───── EXTRACTED INFORMATION ─────
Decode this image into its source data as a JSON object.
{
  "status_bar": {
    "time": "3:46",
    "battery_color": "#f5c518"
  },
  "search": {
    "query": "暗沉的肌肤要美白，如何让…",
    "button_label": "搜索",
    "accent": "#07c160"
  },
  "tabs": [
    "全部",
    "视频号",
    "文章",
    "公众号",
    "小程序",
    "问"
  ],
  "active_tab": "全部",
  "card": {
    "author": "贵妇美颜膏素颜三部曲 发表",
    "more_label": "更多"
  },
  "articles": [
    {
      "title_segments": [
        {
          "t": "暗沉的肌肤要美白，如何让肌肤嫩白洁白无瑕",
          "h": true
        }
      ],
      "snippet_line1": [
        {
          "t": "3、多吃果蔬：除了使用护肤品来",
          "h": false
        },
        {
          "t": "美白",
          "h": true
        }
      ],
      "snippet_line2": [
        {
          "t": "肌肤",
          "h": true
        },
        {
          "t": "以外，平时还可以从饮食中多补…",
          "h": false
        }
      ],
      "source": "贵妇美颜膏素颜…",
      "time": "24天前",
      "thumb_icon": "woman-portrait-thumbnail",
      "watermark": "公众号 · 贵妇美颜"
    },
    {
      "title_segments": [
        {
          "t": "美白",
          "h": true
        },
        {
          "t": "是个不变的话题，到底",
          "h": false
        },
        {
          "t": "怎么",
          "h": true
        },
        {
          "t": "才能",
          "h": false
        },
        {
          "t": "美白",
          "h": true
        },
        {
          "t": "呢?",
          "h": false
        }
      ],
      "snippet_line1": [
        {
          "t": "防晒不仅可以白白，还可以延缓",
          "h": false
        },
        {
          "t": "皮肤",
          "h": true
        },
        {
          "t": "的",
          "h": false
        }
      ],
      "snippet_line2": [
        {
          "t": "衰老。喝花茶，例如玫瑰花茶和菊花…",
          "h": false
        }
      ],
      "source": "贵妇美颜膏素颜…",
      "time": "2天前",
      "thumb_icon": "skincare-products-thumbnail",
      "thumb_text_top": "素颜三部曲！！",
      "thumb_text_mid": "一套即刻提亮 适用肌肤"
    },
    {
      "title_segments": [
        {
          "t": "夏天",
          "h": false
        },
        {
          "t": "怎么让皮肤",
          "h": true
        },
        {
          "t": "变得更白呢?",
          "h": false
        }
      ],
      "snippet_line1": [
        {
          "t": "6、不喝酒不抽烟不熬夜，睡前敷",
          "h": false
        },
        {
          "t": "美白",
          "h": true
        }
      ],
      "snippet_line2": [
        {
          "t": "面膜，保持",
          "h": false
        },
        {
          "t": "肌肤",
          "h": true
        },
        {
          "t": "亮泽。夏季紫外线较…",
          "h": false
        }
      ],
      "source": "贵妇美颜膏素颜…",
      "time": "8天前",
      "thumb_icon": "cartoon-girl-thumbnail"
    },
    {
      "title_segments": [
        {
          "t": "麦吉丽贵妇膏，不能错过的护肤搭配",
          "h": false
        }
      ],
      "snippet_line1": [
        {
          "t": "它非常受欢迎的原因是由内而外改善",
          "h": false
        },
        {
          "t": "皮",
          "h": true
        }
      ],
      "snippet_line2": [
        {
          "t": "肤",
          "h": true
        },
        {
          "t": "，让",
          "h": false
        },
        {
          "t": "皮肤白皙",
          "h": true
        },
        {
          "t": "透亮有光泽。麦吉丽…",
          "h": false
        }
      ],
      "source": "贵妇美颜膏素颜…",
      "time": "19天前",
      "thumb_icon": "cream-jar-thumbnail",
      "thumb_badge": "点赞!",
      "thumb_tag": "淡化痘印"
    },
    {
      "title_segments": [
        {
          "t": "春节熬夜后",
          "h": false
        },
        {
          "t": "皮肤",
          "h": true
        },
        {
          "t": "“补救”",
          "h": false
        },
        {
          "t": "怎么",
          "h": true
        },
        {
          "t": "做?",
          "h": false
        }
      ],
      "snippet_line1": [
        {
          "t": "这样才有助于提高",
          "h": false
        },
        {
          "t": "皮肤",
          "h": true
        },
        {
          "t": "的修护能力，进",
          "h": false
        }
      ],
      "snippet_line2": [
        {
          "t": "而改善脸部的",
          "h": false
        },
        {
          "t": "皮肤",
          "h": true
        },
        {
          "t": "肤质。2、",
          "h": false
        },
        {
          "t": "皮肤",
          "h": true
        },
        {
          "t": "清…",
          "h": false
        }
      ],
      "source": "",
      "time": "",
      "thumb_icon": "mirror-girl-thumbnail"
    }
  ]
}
─────
:: INSTRUCTIONS FOR THE TASK ::
List each line of the records that holds the string "暗沉的肌肤要美白".

:: RESULT OF THE TASK ::
    "query": "暗沉的肌肤要美白，如何让…",
          "t": "暗沉的肌肤要美白，如何让肌肤嫩白洁白无瑕",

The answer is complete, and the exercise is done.